Task objective:
Below are the records; collect from them each line containing the string "text".
╭─ Exercise data
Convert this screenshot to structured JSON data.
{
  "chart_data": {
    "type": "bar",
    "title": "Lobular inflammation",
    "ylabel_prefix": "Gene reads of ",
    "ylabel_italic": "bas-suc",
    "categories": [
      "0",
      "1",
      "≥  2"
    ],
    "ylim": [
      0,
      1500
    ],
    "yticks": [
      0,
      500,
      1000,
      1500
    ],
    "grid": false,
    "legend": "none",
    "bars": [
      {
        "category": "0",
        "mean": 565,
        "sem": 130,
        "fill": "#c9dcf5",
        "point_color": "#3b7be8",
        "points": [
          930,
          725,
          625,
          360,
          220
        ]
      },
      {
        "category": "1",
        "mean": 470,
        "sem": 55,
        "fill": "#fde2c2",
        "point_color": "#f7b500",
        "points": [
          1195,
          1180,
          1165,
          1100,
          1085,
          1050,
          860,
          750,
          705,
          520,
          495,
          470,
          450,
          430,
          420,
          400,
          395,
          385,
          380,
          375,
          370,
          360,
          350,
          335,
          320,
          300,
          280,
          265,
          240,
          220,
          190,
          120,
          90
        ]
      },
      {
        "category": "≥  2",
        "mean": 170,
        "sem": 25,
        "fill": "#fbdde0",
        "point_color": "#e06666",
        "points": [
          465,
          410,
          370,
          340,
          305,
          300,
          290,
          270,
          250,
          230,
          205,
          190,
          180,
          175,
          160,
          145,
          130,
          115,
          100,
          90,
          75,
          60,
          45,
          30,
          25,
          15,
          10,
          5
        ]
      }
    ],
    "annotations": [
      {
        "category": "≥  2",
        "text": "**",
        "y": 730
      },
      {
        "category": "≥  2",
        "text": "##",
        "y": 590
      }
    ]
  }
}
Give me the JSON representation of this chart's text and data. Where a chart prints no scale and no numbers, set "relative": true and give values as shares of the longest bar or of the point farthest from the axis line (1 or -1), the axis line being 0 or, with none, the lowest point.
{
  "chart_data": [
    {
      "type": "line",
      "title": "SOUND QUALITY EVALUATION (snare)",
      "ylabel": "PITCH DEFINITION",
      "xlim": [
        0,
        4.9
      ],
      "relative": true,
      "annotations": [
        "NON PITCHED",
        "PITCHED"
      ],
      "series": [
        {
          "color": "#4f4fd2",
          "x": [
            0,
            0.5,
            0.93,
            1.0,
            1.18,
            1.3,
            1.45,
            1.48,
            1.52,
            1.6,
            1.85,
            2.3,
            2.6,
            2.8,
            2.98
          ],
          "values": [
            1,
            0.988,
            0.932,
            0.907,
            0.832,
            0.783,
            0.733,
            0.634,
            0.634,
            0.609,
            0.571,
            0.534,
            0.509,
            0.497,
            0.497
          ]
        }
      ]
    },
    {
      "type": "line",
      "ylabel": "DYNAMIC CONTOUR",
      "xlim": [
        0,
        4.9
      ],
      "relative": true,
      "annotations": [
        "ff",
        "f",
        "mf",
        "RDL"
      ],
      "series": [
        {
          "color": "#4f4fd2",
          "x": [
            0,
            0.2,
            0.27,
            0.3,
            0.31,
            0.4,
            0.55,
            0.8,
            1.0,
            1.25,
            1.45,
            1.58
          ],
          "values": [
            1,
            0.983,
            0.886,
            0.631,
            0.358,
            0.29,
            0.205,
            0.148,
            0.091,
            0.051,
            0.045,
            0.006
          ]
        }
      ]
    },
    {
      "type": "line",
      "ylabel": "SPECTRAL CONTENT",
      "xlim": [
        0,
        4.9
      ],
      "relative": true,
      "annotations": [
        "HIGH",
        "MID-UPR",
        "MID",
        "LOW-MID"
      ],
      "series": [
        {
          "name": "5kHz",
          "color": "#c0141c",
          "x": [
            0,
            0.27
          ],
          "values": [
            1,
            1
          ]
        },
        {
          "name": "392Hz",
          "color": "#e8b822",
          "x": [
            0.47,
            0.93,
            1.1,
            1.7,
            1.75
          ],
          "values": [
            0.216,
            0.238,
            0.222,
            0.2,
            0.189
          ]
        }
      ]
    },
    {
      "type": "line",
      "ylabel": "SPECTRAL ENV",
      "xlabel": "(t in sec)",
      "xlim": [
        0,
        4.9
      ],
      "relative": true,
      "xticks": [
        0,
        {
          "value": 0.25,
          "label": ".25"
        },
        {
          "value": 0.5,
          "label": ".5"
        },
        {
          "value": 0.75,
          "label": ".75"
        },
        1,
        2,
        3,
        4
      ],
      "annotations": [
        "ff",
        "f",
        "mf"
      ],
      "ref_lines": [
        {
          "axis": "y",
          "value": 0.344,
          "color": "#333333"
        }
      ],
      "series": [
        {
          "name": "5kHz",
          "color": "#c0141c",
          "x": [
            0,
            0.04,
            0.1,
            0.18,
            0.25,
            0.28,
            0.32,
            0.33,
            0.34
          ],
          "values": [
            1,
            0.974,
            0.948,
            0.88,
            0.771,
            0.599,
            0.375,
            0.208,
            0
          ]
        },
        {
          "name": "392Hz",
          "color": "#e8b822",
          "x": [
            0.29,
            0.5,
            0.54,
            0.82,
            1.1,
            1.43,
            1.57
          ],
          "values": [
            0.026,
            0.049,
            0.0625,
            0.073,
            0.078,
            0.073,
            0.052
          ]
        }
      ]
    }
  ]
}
╰─
Correct output:
        "text": "**",
        "text": "##",
Give me the JSON representation of this chart's text and data. Where a chart prints no scale and no numbers, set "relative": true and give values as shares of the longest bar or of the point farthest from the axis line (1 or -1), the axis line being 0 or, with none, the lowest point.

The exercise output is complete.